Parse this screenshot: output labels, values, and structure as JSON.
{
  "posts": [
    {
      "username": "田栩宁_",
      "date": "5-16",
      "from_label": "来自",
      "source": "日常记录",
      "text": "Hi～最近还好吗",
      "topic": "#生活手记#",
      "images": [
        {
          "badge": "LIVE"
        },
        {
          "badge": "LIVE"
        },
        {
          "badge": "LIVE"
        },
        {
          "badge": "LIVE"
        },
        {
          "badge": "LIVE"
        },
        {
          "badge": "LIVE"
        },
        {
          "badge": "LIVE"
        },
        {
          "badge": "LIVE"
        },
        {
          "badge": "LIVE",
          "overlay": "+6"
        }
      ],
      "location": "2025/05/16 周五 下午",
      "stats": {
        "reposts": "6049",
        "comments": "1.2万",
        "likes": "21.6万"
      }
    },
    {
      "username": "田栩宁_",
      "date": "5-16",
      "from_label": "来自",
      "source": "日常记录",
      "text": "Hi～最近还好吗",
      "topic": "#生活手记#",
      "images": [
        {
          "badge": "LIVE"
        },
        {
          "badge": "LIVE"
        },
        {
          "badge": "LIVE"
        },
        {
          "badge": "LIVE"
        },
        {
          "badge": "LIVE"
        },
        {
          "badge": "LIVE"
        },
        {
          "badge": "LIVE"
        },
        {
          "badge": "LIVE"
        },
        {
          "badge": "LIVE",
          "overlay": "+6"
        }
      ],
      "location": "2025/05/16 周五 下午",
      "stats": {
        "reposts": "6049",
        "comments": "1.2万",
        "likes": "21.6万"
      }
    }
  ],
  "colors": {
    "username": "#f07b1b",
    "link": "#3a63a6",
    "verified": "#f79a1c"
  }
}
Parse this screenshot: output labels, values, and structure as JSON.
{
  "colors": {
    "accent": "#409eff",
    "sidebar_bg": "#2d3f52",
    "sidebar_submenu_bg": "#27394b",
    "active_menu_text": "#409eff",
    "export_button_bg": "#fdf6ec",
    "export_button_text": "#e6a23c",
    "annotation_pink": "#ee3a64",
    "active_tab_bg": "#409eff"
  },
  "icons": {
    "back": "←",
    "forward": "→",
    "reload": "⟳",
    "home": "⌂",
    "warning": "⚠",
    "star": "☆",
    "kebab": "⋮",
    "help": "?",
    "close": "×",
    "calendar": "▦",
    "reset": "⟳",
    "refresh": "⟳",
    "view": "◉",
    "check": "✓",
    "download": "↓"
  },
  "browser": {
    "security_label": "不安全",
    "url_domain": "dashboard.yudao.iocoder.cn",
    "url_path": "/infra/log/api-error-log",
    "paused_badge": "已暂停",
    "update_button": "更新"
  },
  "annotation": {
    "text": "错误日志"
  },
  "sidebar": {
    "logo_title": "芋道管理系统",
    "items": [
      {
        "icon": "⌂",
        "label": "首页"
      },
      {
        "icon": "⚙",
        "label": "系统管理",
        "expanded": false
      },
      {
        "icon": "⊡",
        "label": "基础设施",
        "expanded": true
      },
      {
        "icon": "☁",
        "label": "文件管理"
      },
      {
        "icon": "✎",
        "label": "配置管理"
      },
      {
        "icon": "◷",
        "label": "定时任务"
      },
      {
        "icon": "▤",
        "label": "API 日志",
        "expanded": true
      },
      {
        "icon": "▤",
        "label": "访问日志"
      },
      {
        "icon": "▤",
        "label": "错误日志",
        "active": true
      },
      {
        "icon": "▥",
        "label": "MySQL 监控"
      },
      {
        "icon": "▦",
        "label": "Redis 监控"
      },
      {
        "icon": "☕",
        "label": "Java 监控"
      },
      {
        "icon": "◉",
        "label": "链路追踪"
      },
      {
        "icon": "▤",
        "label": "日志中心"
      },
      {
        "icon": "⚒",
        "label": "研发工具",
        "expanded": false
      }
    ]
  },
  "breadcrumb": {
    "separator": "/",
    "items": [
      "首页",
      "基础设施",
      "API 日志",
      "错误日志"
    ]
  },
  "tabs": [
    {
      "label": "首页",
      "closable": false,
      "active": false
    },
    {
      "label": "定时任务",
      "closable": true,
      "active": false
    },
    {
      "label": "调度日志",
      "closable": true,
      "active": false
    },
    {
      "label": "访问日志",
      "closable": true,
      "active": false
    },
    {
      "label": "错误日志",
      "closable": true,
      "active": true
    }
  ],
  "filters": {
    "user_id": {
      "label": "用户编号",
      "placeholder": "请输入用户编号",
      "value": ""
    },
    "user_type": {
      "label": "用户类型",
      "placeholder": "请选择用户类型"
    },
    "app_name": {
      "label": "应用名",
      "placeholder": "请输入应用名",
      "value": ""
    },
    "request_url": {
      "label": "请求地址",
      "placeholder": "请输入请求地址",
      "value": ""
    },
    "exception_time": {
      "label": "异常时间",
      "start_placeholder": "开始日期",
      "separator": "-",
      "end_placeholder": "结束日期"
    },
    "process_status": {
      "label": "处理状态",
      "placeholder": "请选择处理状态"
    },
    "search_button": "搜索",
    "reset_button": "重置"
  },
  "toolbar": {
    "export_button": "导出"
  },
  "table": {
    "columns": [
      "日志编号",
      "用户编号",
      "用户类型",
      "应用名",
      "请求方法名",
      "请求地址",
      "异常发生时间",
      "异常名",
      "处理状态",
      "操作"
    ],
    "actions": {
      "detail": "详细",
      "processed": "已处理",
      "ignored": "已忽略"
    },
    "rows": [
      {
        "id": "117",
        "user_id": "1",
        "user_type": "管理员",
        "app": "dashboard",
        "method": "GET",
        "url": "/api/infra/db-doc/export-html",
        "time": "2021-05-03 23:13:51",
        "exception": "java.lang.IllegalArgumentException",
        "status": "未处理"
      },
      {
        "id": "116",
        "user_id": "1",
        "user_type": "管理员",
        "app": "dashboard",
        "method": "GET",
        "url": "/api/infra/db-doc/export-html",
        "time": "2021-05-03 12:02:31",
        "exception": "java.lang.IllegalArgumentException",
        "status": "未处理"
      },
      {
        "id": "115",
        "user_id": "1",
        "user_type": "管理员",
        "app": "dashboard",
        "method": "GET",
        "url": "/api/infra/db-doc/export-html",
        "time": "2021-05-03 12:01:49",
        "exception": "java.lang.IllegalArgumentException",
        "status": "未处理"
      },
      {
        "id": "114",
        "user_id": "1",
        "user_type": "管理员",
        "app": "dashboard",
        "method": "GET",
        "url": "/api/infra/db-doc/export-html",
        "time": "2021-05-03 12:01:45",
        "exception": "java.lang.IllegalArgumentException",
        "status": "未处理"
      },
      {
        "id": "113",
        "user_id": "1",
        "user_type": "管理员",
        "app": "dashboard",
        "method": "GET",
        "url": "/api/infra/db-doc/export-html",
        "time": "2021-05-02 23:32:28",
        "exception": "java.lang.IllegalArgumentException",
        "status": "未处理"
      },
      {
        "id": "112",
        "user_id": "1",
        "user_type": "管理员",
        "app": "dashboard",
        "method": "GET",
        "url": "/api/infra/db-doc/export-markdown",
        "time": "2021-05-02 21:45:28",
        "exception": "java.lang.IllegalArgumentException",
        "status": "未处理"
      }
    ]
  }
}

-- -- --

» **OBJECTIVE**: Return the listing above in full, character for character.

» **WORKED ANSWER**:
Parse this screenshot: output labels, values, and structure as JSON.
{
  "posts": [
    {
      "username": "田栩宁_",
      "date": "5-16",
      "from_label": "来自",
      "source": "日常记录",
      "text": "Hi～最近还好吗",
      "topic": "#生活手记#",
      "images": [
        {
          "badge": "LIVE"
        },
        {
          "badge": "LIVE"
        },
        {
          "badge": "LIVE"
        },
        {
          "badge": "LIVE"
        },
        {
          "badge": "LIVE"
        },
        {
          "badge": "LIVE"
        },
        {
          "badge": "LIVE"
        },
        {
          "badge": "LIVE"
        },
        {
          "badge": "LIVE",
          "overlay": "+6"
        }
      ],
      "location": "2025/05/16 周五 下午",
      "stats": {
        "reposts": "6049",
        "comments": "1.2万",
        "likes": "21.6万"
      }
    },
    {
      "username": "田栩宁_",
      "date": "5-16",
      "from_label": "来自",
      "source": "日常记录",
      "text": "Hi～最近还好吗",
      "topic": "#生活手记#",
      "images": [
        {
          "badge": "LIVE"
        },
        {
          "badge": "LIVE"
        },
        {
          "badge": "LIVE"
        },
        {
          "badge": "LIVE"
        },
        {
          "badge": "LIVE"
        },
        {
          "badge": "LIVE"
        },
        {
          "badge": "LIVE"
        },
        {
          "badge": "LIVE"
        },
        {
          "badge": "LIVE",
          "overlay": "+6"
        }
      ],
      "location": "2025/05/16 周五 下午",
      "stats": {
        "reposts": "6049",
        "comments": "1.2万",
        "likes": "21.6万"
      }
    }
  ],
  "colors": {
    "username": "#f07b1b",
    "link": "#3a63a6",
    "verified": "#f79a1c"
  }
}
Parse this screenshot: output labels, values, and structure as JSON.
{
  "colors": {
    "accent": "#409eff",
    "sidebar_bg": "#2d3f52",
    "sidebar_submenu_bg": "#27394b",
    "active_menu_text": "#409eff",
    "export_button_bg": "#fdf6ec",
    "export_button_text": "#e6a23c",
    "annotation_pink": "#ee3a64",
    "active_tab_bg": "#409eff"
  },
  "icons": {
    "back": "←",
    "forward": "→",
    "reload": "⟳",
    "home": "⌂",
    "warning": "⚠",
    "star": "☆",
    "kebab": "⋮",
    "help": "?",
    "close": "×",
    "calendar": "▦",
    "reset": "⟳",
    "refresh": "⟳",
    "view": "◉",
    "check": "✓",
    "download": "↓"
  },
  "browser": {
    "security_label": "不安全",
    "url_domain": "dashboard.yudao.iocoder.cn",
    "url_path": "/infra/log/api-error-log",
    "paused_badge": "已暂停",
    "update_button": "更新"
  },
  "annotation": {
    "text": "错误日志"
  },
  "sidebar": {
    "logo_title": "芋道管理系统",
    "items": [
      {
        "icon": "⌂",
        "label": "首页"
      },
      {
        "icon": "⚙",
        "label": "系统管理",
        "expanded": false
      },
      {
        "icon": "⊡",
        "label": "基础设施",
        "expanded": true
      },
      {
        "icon": "☁",
        "label": "文件管理"
      },
      {
        "icon": "✎",
        "label": "配置管理"
      },
      {
        "icon": "◷",
        "label": "定时任务"
      },
      {
        "icon": "▤",
        "label": "API 日志",
        "expanded": true
      },
      {
        "icon": "▤",
        "label": "访问日志"
      },
      {
        "icon": "▤",
        "label": "错误日志",
        "active": true
      },
      {
        "icon": "▥",
        "label": "MySQL 监控"
      },
      {
        "icon": "▦",
        "label": "Redis 监控"
      },
      {
        "icon": "☕",
        "label": "Java 监控"
      },
      {
        "icon": "◉",
        "label": "链路追踪"
      },
      {
        "icon": "▤",
        "label": "日志中心"
      },
      {
        "icon": "⚒",
        "label": "研发工具",
        "expanded": false
      }
    ]
  },
  "breadcrumb": {
    "separator": "/",
    "items": [
      "首页",
      "基础设施",
      "API 日志",
      "错误日志"
    ]
  },
  "tabs": [
    {
      "label": "首页",
      "closable": false,
      "active": false
    },
    {
      "label": "定时任务",
      "closable": true,
      "active": false
    },
    {
      "label": "调度日志",
      "closable": true,
      "active": false
    },
    {
      "label": "访问日志",
      "closable": true,
      "active": false
    },
    {
      "label": "错误日志",
      "closable": true,
      "active": true
    }
  ],
  "filters": {
    "user_id": {
      "label": "用户编号",
      "placeholder": "请输入用户编号",
      "value": ""
    },
    "user_type": {
      "label": "用户类型",
      "placeholder": "请选择用户类型"
    },
    "app_name": {
      "label": "应用名",
      "placeholder": "请输入应用名",
      "value": ""
    },
    "request_url": {
      "label": "请求地址",
      "placeholder": "请输入请求地址",
      "value": ""
    },
    "exception_time": {
      "label": "异常时间",
      "start_placeholder": "开始日期",
      "separator": "-",
      "end_placeholder": "结束日期"
    },
    "process_status": {
      "label": "处理状态",
      "placeholder": "请选择处理状态"
    },
    "search_button": "搜索",
    "reset_button": "重置"
  },
  "toolbar": {
    "export_button": "导出"
  },
  "table": {
    "columns": [
      "日志编号",
      "用户编号",
      "用户类型",
      "应用名",
      "请求方法名",
      "请求地址",
      "异常发生时间",
      "异常名",
      "处理状态",
      "操作"
    ],
    "actions": {
      "detail": "详细",
      "processed": "已处理",
      "ignored": "已忽略"
    },
    "rows": [
      {
        "id": "117",
        "user_id": "1",
        "user_type": "管理员",
        "app": "dashboard",
        "method": "GET",
        "url": "/api/infra/db-doc/export-html",
        "time": "2021-05-03 23:13:51",
        "exception": "java.lang.IllegalArgumentException",
        "status": "未处理"
      },
      {
        "id": "116",
        "user_id": "1",
        "user_type": "管理员",
        "app": "dashboard",
        "method": "GET",
        "url": "/api/infra/db-doc/export-html",
        "time": "2021-05-03 12:02:31",
        "exception": "java.lang.IllegalArgumentException",
        "status": "未处理"
      },
      {
        "id": "115",
        "user_id": "1",
        "user_type": "管理员",
        "app": "dashboard",
        "method": "GET",
        "url": "/api/infra/db-doc/export-html",
        "time": "2021-05-03 12:01:49",
        "exception": "java.lang.IllegalArgumentException",
        "status": "未处理"
      },
      {
        "id": "114",
        "user_id": "1",
        "user_type": "管理员",
        "app": "dashboard",
        "method": "GET",
        "url": "/api/infra/db-doc/export-html",
        "time": "2021-05-03 12:01:45",
        "exception": "java.lang.IllegalArgumentException",
        "status": "未处理"
      },
      {
        "id": "113",
        "user_id": "1",
        "user_type": "管理员",
        "app": "dashboard",
        "method": "GET",
        "url": "/api/infra/db-doc/export-html",
        "time": "2021-05-02 23:32:28",
        "exception": "java.lang.IllegalArgumentException",
        "status": "未处理"
      },
      {
        "id": "112",
        "user_id": "1",
        "user_type": "管理员",
        "app": "dashboard",
        "method": "GET",
        "url": "/api/infra/db-doc/export-markdown",
        "time": "2021-05-02 21:45:28",
        "exception": "java.lang.IllegalArgumentException",
        "status": "未处理"
      }
    ]
  }
}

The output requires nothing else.